— START Source passage —
JPMorgan Chase Will Pay $2.5 Million For Secretly Charging Extra Fees In Crypto Purchases

  


After fighting a legal case for two years, America’s largest bank, JPMorgan Chase will pay $2.5 million to settle a class-action lawsuit over extra fees on cryptocurrency purchases. 

In 2018, the plaintiffs – Brady Tucker, Ryan Hilton, and Stanton Smith – filed the lawsuit against JPMorgan in a Manhattan federal court, accusing the bank of charging customers additional fees in the form of cash advances for crypto purchases made with Chase credit cards.  

JPMorgan Secretly Updated T&C

The trouble started in early 2018 during the period of the crypto bull market, when several banks, including JPMorgan, decided to block their customers from purchasing cryptocurrencies using credit cards.
— END Source passage —
Tasks and exercises ::
1) In what court did the plaintiffs file their lawsuit against JPMorgan, according to the JPMorgan article?
2) Write out the JPMorgan article's wording between "JPMorgan Chase Will Pay $2.5 Million For" and "using credit cards.", inclusive.
Draw solely on the JPMorgan article for every response.
— START Rows —
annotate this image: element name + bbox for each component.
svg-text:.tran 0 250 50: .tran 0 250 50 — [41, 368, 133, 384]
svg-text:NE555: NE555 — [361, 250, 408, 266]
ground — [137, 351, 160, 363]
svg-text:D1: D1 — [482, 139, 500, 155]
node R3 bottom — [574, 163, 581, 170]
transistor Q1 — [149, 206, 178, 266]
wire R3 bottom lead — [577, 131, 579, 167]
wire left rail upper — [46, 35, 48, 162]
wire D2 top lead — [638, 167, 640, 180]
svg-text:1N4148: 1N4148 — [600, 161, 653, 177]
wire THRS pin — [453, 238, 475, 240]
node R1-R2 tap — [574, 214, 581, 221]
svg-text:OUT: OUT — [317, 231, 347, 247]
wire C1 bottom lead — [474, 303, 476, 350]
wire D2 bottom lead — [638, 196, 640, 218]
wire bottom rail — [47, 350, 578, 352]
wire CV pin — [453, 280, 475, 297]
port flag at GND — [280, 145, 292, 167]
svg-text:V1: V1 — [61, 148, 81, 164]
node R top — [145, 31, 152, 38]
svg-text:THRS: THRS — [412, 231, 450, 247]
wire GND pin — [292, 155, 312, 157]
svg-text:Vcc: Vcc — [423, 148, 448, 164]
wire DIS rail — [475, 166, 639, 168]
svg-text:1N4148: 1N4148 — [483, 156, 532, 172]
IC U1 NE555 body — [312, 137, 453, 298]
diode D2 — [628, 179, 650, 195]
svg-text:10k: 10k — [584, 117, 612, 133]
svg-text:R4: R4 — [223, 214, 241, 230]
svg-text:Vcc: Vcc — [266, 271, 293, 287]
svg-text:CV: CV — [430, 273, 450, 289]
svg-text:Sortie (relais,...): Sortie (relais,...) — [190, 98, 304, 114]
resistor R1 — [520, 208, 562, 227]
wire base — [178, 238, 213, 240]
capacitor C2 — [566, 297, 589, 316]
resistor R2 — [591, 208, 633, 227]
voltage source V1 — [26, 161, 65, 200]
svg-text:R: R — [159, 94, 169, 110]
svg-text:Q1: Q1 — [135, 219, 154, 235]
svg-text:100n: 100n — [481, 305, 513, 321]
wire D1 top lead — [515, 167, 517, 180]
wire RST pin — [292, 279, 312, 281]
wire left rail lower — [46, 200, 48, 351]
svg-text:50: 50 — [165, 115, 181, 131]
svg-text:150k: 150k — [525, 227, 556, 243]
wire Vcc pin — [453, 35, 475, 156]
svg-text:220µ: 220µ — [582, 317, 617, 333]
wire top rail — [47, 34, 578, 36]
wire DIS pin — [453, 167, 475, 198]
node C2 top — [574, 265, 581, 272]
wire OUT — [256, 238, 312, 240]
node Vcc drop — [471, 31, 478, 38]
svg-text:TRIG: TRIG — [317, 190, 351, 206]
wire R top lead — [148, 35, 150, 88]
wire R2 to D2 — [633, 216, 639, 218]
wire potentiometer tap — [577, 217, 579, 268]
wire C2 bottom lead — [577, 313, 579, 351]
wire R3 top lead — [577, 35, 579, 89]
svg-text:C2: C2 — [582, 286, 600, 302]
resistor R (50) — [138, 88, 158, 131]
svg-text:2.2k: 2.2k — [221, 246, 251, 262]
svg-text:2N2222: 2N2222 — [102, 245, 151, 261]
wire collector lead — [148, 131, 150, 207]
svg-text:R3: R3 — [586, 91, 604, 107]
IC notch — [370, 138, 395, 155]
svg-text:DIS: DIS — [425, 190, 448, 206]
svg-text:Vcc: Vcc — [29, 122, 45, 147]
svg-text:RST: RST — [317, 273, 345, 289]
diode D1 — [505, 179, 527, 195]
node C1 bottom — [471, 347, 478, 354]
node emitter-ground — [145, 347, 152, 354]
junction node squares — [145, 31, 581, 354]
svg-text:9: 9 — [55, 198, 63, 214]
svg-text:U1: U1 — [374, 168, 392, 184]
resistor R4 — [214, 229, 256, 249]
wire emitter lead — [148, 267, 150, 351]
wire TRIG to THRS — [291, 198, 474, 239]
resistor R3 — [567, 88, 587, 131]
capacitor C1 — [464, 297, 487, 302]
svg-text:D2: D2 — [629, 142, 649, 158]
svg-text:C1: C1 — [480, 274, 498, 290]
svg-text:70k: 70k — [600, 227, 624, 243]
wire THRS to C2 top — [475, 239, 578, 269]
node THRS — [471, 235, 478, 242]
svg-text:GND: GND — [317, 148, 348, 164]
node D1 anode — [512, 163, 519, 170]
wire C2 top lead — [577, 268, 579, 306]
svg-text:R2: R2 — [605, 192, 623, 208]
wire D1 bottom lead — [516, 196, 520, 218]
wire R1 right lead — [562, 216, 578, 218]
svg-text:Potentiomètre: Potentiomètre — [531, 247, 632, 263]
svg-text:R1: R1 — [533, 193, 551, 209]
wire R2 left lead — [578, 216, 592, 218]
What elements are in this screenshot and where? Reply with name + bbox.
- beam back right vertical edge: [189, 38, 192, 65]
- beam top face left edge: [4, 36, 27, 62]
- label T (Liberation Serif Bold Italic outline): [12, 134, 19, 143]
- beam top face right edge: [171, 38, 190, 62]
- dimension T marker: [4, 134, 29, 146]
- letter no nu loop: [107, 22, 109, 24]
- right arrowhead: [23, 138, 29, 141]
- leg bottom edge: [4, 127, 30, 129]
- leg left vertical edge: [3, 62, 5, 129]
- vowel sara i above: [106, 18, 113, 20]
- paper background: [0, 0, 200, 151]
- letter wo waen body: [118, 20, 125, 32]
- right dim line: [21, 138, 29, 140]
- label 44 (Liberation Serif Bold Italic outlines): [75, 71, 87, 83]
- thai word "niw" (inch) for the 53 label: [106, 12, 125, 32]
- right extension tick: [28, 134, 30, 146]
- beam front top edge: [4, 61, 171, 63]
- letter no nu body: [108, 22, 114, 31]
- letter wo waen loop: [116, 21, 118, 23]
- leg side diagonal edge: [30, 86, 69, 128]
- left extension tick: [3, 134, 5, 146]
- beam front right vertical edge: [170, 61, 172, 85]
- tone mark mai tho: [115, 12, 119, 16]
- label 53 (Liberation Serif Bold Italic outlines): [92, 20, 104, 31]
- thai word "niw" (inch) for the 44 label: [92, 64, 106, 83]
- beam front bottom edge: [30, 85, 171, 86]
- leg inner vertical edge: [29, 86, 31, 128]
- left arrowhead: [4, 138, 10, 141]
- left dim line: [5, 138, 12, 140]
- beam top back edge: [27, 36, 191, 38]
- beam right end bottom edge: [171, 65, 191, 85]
— END Rows —
Task results ::
1) A Manhattan federal court.

2)
JPMorgan Chase Will Pay $2.5 Million For Secretly Charging Extra Fees In Crypto Purchases

  


After fighting a legal case for two years, America’s largest bank, JPMorgan Chase will pay $2.5 million to settle a class-action lawsuit over extra fees on cryptocurrency purchases. 

In 2018, the plaintiffs – Brady Tucker, Ryan Hilton, and Stanton Smith – filed the lawsuit against JPMorgan in a Manhattan federal court, accusing the bank of charging customers additional fees in the form of cash advances for crypto purchases made with Chase credit cards.  

JPMorgan Secretly Updated T&C

The trouble started in early 2018 during the period of the crypto bull market, when several banks, including JPMorgan, decided to block their customers from purchasing cryptocurrencies using credit cards.